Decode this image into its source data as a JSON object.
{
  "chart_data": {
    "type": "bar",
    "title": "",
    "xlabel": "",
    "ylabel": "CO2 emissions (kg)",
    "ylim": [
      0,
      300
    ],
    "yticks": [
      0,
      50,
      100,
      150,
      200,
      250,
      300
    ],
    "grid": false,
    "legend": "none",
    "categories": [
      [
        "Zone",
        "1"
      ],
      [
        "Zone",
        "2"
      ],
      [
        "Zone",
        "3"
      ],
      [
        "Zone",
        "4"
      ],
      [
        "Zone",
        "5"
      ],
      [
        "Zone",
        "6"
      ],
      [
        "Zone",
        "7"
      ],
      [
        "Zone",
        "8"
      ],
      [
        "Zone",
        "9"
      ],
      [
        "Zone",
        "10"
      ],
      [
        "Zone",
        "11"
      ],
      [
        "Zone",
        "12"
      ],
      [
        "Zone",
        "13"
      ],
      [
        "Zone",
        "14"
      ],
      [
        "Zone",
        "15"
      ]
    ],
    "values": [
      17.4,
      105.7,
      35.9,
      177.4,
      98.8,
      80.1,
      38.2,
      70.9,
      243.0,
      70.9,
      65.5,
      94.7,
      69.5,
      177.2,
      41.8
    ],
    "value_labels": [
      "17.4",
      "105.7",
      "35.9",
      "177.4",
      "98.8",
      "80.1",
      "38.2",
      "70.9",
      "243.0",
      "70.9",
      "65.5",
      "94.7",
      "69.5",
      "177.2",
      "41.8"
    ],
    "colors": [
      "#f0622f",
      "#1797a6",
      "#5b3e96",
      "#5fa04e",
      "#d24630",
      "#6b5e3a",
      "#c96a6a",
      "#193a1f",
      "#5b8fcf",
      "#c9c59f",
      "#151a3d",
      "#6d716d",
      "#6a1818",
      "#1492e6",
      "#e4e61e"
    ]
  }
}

++++++

Copy the material above, line for line.

Decode this image into its source data as a JSON object.
{
  "chart_data": {
    "type": "bar",
    "title": "",
    "xlabel": "",
    "ylabel": "CO2 emissions (kg)",
    "ylim": [
      0,
      300
    ],
    "yticks": [
      0,
      50,
      100,
      150,
      200,
      250,
      300
    ],
    "grid": false,
    "legend": "none",
    "categories": [
      [
        "Zone",
        "1"
      ],
      [
        "Zone",
        "2"
      ],
      [
        "Zone",
        "3"
      ],
      [
        "Zone",
        "4"
      ],
      [
        "Zone",
        "5"
      ],
      [
        "Zone",
        "6"
      ],
      [
        "Zone",
        "7"
      ],
      [
        "Zone",
        "8"
      ],
      [
        "Zone",
        "9"
      ],
      [
        "Zone",
        "10"
      ],
      [
        "Zone",
        "11"
      ],
      [
        "Zone",
        "12"
      ],
      [
        "Zone",
        "13"
      ],
      [
        "Zone",
        "14"
      ],
      [
        "Zone",
        "15"
      ]
    ],
    "values": [
      17.4,
      105.7,
      35.9,
      177.4,
      98.8,
      80.1,
      38.2,
      70.9,
      243.0,
      70.9,
      65.5,
      94.7,
      69.5,
      177.2,
      41.8
    ],
    "value_labels": [
      "17.4",
      "105.7",
      "35.9",
      "177.4",
      "98.8",
      "80.1",
      "38.2",
      "70.9",
      "243.0",
      "70.9",
      "65.5",
      "94.7",
      "69.5",
      "177.2",
      "41.8"
    ],
    "colors": [
      "#f0622f",
      "#1797a6",
      "#5b3e96",
      "#5fa04e",
      "#d24630",
      "#6b5e3a",
      "#c96a6a",
      "#193a1f",
      "#5b8fcf",
      "#c9c59f",
      "#151a3d",
      "#6d716d",
      "#6a1818",
      "#1492e6",
      "#e4e61e"
    ]
  }
}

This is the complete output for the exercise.